**DATA RECORDS**
▶

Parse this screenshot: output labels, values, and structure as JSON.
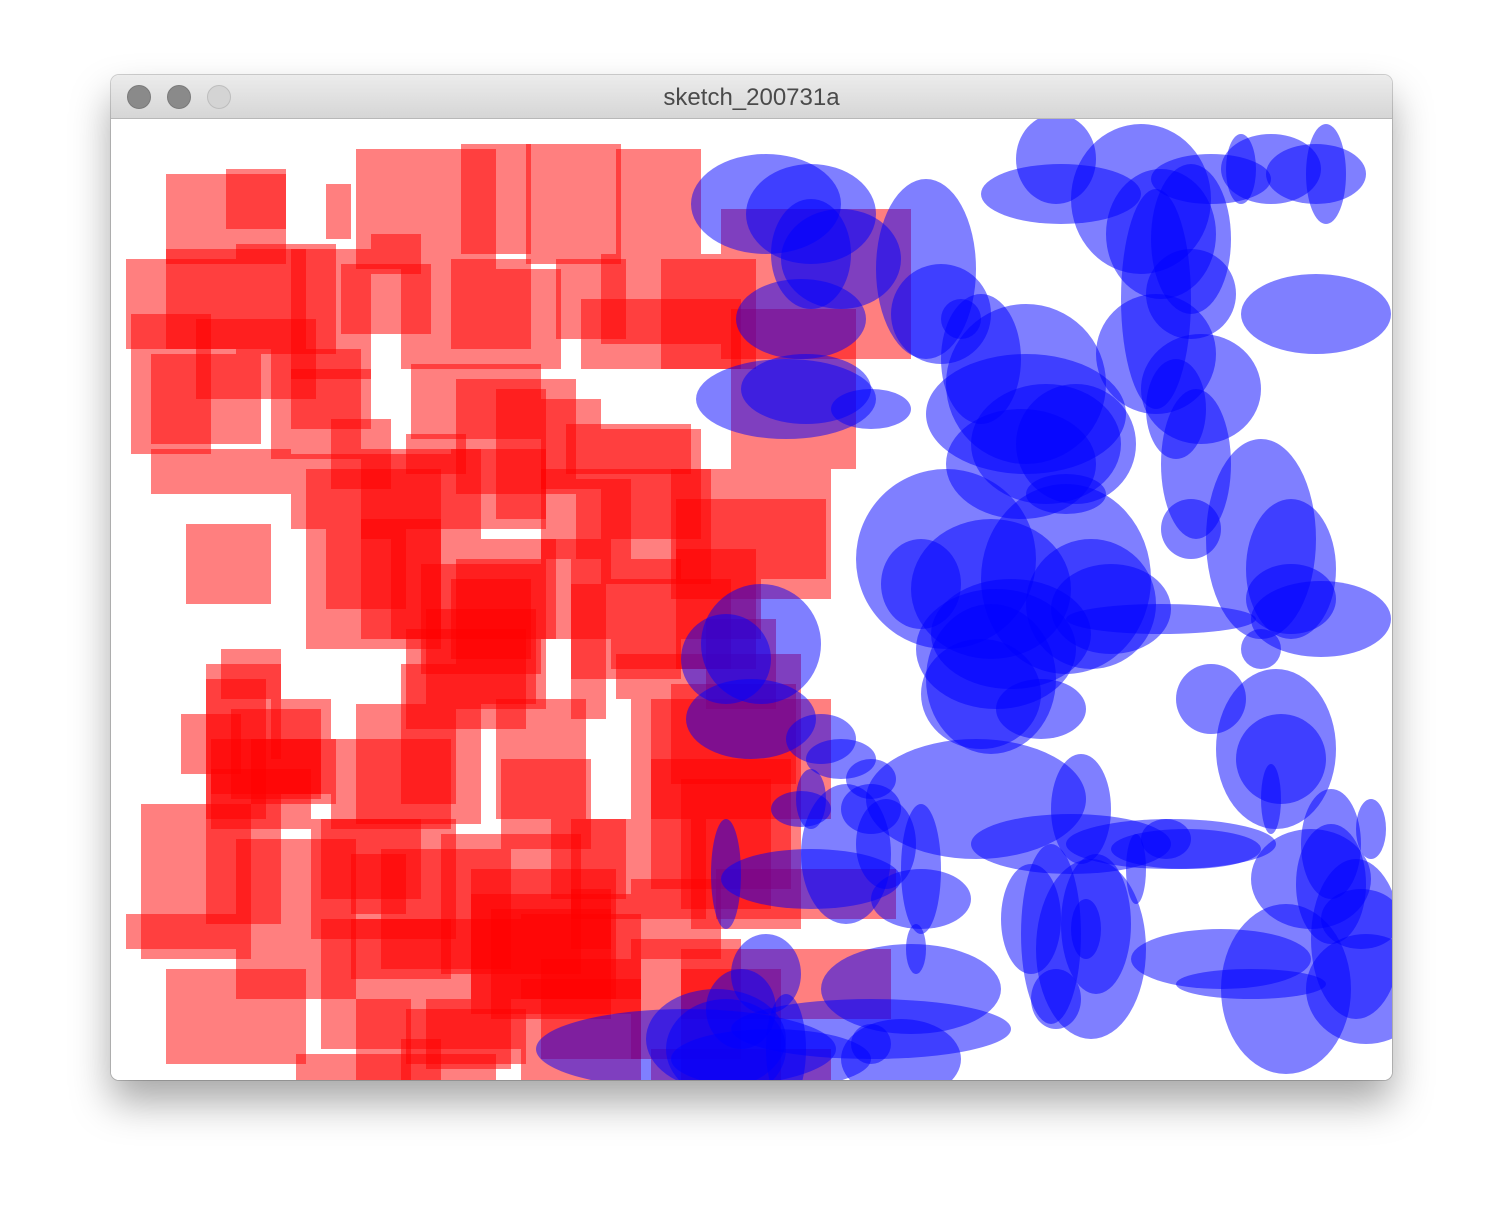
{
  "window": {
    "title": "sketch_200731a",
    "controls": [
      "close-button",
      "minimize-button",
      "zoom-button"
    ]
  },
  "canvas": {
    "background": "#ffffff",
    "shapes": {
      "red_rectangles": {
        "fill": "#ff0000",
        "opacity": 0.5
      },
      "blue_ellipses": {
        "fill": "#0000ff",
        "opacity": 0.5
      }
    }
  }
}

◀

**WRITTEN PROBLEM**
Copy every line of the data exactly as written, excluding the pictures.

**COMPLETE OUTPUT**
Parse this screenshot: output labels, values, and structure as JSON.
{
  "window": {
    "title": "sketch_200731a",
    "controls": [
      "close-button",
      "minimize-button",
      "zoom-button"
    ]
  },
  "canvas": {
    "background": "#ffffff",
    "shapes": {
      "red_rectangles": {
        "fill": "#ff0000",
        "opacity": 0.5
      },
      "blue_ellipses": {
        "fill": "#0000ff",
        "opacity": 0.5
      }
    }
  }
}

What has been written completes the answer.